§ **Written problem**
Reproduce, word for word, every line starting at the line that contains "Output a JSON" and ending with the final line of the entries.
>> START
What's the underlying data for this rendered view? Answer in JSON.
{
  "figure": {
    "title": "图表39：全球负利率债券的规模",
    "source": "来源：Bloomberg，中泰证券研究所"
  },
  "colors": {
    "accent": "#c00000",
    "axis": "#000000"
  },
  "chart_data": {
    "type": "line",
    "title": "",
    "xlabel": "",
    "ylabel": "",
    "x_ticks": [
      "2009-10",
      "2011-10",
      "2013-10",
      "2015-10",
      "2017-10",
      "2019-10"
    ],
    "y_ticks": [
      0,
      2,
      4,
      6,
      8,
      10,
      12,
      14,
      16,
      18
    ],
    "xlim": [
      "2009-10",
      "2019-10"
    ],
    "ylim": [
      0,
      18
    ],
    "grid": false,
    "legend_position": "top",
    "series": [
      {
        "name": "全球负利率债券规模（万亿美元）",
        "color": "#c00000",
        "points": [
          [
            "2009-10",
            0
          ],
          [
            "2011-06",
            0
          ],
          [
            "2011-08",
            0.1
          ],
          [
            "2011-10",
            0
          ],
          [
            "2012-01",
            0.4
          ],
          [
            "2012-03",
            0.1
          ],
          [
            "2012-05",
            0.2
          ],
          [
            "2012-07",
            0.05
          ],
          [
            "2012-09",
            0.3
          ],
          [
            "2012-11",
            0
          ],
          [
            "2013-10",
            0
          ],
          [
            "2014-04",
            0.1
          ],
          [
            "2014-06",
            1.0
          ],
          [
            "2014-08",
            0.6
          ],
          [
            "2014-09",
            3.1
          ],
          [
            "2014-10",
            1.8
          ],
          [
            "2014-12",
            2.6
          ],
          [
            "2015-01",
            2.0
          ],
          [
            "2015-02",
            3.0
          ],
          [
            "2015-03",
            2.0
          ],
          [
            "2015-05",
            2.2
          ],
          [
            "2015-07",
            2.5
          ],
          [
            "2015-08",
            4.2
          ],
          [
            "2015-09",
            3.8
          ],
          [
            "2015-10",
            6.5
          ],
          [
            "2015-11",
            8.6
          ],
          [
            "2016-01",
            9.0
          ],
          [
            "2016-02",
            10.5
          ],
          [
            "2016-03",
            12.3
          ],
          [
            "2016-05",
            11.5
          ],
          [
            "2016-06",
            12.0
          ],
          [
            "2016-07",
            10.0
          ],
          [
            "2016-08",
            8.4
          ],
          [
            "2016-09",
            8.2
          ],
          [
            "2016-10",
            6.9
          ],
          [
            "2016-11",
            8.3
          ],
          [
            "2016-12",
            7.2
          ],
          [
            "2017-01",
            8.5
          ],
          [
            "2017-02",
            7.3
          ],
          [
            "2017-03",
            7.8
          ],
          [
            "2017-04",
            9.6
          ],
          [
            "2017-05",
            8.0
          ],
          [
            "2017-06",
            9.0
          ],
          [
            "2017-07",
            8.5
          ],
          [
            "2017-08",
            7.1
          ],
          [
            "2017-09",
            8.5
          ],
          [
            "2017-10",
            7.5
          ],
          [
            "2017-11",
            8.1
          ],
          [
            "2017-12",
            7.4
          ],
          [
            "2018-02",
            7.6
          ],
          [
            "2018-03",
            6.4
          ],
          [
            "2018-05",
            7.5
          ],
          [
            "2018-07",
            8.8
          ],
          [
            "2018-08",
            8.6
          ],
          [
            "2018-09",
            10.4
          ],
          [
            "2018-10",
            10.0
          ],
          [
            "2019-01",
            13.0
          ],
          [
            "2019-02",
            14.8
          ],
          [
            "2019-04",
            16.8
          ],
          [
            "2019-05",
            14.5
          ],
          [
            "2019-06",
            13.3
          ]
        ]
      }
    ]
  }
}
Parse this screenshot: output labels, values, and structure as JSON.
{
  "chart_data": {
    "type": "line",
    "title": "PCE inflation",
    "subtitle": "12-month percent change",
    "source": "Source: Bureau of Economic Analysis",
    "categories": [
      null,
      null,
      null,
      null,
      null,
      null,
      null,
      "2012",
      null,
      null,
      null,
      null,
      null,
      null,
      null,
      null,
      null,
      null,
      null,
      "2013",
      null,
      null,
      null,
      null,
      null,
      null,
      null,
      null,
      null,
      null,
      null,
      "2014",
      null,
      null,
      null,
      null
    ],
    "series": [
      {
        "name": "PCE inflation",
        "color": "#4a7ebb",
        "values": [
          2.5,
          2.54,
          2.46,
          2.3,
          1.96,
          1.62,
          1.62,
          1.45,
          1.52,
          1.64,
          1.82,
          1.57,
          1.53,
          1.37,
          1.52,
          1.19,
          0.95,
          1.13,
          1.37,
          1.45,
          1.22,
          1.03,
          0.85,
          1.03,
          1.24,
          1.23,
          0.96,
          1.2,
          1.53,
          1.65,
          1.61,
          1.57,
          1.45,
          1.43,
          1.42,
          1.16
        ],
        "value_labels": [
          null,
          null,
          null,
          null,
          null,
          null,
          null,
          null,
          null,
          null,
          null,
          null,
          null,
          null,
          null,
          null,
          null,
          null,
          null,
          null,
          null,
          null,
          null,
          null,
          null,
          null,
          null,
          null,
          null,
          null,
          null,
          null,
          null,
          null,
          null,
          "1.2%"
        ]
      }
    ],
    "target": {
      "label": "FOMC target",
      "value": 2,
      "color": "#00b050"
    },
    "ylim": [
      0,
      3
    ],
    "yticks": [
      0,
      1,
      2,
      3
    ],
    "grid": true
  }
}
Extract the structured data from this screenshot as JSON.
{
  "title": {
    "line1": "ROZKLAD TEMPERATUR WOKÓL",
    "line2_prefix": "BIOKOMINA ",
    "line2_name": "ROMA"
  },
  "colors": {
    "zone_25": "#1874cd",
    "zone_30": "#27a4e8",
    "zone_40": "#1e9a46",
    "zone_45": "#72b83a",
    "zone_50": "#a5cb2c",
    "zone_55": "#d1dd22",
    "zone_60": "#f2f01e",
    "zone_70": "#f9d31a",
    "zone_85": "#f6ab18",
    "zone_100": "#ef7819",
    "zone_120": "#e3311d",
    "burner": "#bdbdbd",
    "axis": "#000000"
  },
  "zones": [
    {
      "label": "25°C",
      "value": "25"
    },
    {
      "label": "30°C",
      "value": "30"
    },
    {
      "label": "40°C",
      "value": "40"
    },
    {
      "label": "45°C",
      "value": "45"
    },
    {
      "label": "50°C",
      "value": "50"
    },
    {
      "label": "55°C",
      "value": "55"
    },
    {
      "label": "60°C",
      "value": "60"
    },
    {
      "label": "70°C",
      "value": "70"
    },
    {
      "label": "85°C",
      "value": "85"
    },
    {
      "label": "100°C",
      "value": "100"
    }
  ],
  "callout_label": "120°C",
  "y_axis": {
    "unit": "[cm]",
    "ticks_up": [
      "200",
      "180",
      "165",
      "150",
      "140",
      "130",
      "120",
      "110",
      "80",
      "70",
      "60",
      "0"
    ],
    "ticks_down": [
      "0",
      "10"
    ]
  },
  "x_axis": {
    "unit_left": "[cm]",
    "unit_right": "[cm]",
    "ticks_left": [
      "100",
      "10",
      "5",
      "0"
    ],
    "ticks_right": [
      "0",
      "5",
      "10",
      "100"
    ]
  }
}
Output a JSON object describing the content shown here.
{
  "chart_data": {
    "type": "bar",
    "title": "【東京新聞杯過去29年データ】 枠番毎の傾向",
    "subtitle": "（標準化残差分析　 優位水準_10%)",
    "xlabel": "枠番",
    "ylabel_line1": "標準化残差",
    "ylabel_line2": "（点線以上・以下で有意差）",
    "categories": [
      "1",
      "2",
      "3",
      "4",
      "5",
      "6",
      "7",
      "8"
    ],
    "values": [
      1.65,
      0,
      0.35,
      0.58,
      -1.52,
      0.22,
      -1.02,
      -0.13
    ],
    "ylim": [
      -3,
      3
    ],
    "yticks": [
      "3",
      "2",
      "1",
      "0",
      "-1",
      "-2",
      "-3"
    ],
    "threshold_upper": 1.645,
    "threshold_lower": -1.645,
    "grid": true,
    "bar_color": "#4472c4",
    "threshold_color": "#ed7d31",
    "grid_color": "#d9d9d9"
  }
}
>> END
§ **Output for this exercise**
Output a JSON object describing the content shown here.
{
  "chart_data": {
    "type": "bar",
    "title": "【東京新聞杯過去29年データ】 枠番毎の傾向",
    "subtitle": "（標準化残差分析　 優位水準_10%)",
    "xlabel": "枠番",
    "ylabel_line1": "標準化残差",
    "ylabel_line2": "（点線以上・以下で有意差）",
    "categories": [
      "1",
      "2",
      "3",
      "4",
      "5",
      "6",
      "7",
      "8"
    ],
    "values": [
      1.65,
      0,
      0.35,
      0.58,
      -1.52,
      0.22,
      -1.02,
      -0.13
    ],
    "ylim": [
      -3,
      3
    ],
    "yticks": [
      "3",
      "2",
      "1",
      "0",
      "-1",
      "-2",
      "-3"
    ],
    "threshold_upper": 1.645,
    "threshold_lower": -1.645,
    "grid": true,
    "bar_color": "#4472c4",
    "threshold_color": "#ed7d31",
    "grid_color": "#d9d9d9"
  }
}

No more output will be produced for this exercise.